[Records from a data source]

────────────────────────────────────────

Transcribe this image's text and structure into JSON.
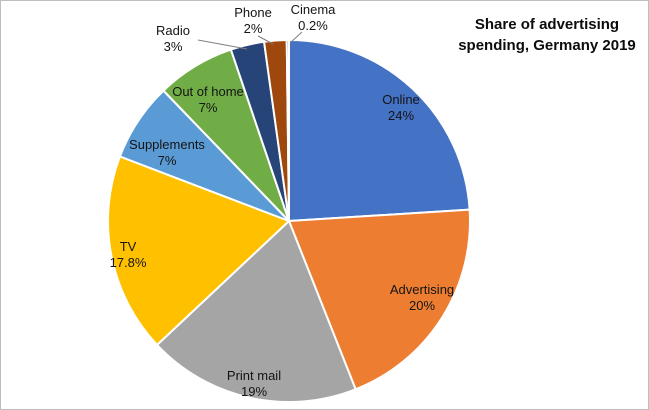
{
  "chart_data": {
    "type": "pie",
    "title": "Share of advertising spending, Germany 2019",
    "unit": "%",
    "direction": "clockwise",
    "start_angle_deg": 0,
    "legend": "none",
    "labels_on_slices": true,
    "slice_separator_color": "#ffffff",
    "slices": [
      {
        "label": "Online",
        "value": 24,
        "value_label": "24%",
        "color": "#4472C4"
      },
      {
        "label": "Advertising",
        "value": 20,
        "value_label": "20%",
        "color": "#ED7D31"
      },
      {
        "label": "Print mail",
        "value": 19,
        "value_label": "19%",
        "color": "#A5A5A5"
      },
      {
        "label": "TV",
        "value": 17.8,
        "value_label": "17.8%",
        "color": "#FFC000"
      },
      {
        "label": "Supplements",
        "value": 7,
        "value_label": "7%",
        "color": "#5B9BD5"
      },
      {
        "label": "Out of home",
        "value": 7,
        "value_label": "7%",
        "color": "#70AD47"
      },
      {
        "label": "Radio",
        "value": 3,
        "value_label": "3%",
        "color": "#264478"
      },
      {
        "label": "Phone",
        "value": 2,
        "value_label": "2%",
        "color": "#9E480E"
      },
      {
        "label": "Cinema",
        "value": 0.2,
        "value_label": "0.2%",
        "color": "#636363"
      }
    ]
  }
}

────────────────────────────────────────

> [Exercise description]:
Print the records word for word and exclude any picture they hold.

> [Response for this exercise]:
Transcribe this image's text and structure into JSON.
{
  "chart_data": {
    "type": "pie",
    "title": "Share of advertising spending, Germany 2019",
    "unit": "%",
    "direction": "clockwise",
    "start_angle_deg": 0,
    "legend": "none",
    "labels_on_slices": true,
    "slice_separator_color": "#ffffff",
    "slices": [
      {
        "label": "Online",
        "value": 24,
        "value_label": "24%",
        "color": "#4472C4"
      },
      {
        "label": "Advertising",
        "value": 20,
        "value_label": "20%",
        "color": "#ED7D31"
      },
      {
        "label": "Print mail",
        "value": 19,
        "value_label": "19%",
        "color": "#A5A5A5"
      },
      {
        "label": "TV",
        "value": 17.8,
        "value_label": "17.8%",
        "color": "#FFC000"
      },
      {
        "label": "Supplements",
        "value": 7,
        "value_label": "7%",
        "color": "#5B9BD5"
      },
      {
        "label": "Out of home",
        "value": 7,
        "value_label": "7%",
        "color": "#70AD47"
      },
      {
        "label": "Radio",
        "value": 3,
        "value_label": "3%",
        "color": "#264478"
      },
      {
        "label": "Phone",
        "value": 2,
        "value_label": "2%",
        "color": "#9E480E"
      },
      {
        "label": "Cinema",
        "value": 0.2,
        "value_label": "0.2%",
        "color": "#636363"
      }
    ]
  }
}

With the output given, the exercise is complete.